§ Quoted text:

A telephonic cable at a place has four long straight horizontal wires carrying a current of 1.0 amp. in the same direction east to west. The earth's magnetic field at the place is 0.39 G and the angle of dip is 35°. The magnetic declination is almost zero. What are the resultant magnetic fields at points 4.0 cm below and above the cable?

Given,
Earth’s magnetic field, B_e = 0.39 G
Angle of dip, δ = 35°
Number of wires, n = 4
declination = 0
distance , r = 4 cm = 4 $\times {10}^{-2} \mathrm{m}$ 
Current carried by the cable, I = 1 A

∴ Horizontal component of earth’s magnetic field is given by,

B_H = B_e cos δ   
B_H = 0.39 cos 35°
     = 0.3195 G 

Vertical component of earth's magnetic field, B_v = B_e sin δ
        B_v = 0.39 sin 35°
             = 0.224 G 

Magnetic field produced by telephone cable having 4 wires is, 

 $\mathrm{B} = \left(\frac{{\mathrm{\mu }}_0\mathrm{I}. 2}{4\mathrm{\pi r}}\right)\times 4$
$$\begin{gathered} \mathrm{B}\text{'} = {10}^{-7}\times \frac{2\times 1.0\times 4}{4\times {10}^{-2}} \\ = 0.2 \times {10}^{-4}\mathrm{T} \\ = 0.2 \mathrm{G} \end{gathered}$$  

Now,
We will find the resultant field below the cable.
As per the right hand thumb rule, the direction of B’ will be opposite to B_H at a point below the cable.
Therefore at a point 4 cm below the cable, resultant horizontal component of earth’s field
R_H = B_H – B’
     = 0.3195 – 0.2
     = 0.1195 G 

Resultant vertical component of earth’s field
R_v = B_v = 0.224 G (unchanged)

§ Data section:
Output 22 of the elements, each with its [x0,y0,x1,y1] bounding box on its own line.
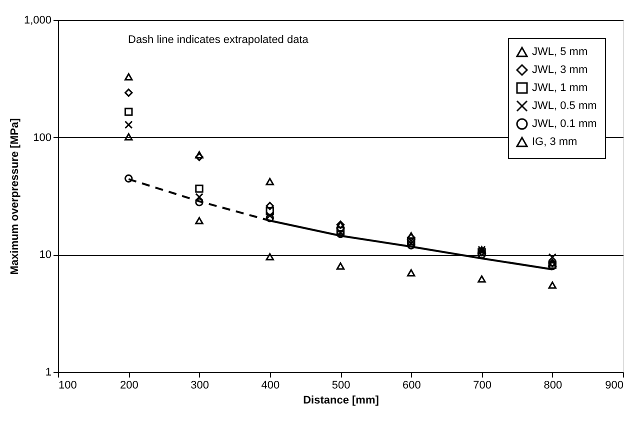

§ Tasks for this exercise:
#1 According to the telephone cable solution, how is the direction of B’ related to B_H at a point below the cable?
#2 Return the telephone cable solution from "Magnetic field produced" up to and including "field below the cable.".
#3 Resume the telephone cable solution from where it stops.

§ Results of the exercise:
#1 By the right hand thumb rule, B’ is opposite to B_H at a point below the cable.

#2
Magnetic field produced by telephone cable having 4 wires is, 

 $\mathrm{B} = \left(\frac{{\mathrm{\mu }}_0\mathrm{I}. 2}{4\mathrm{\pi r}}\right)\times 4$
$$\begin{gathered} \mathrm{B}\text{'} = {10}^{-7}\times \frac{2\times 1.0\times 4}{4\times {10}^{-2}} \\ = 0.2 \times {10}^{-4}\mathrm{T} \\ = 0.2 \mathrm{G} \end{gathered}$$  

Now,
We will find the resultant field below the cable.

#3
∴ Resultant of earth’s field 

$$\begin{gathered} \mathrm{R} = \sqrt{{\mathrm{R}}_{\mathrm{H}}^2+{\mathrm{R}}_{\mathrm{V}}^2} \\ = \sqrt{(0.1195{)}^2+(0.224{)}^2} \\ = \sqrt{0.0143+0.0500} \\ = \sqrt{0.0643} \\ = 0.254 \mathrm{G} \end{gathered}$$ 

Now,
Resultant field above the cable is given as per right hand thumb rule which says that, at a point above the cable, B’ will be in the same direction as B_H.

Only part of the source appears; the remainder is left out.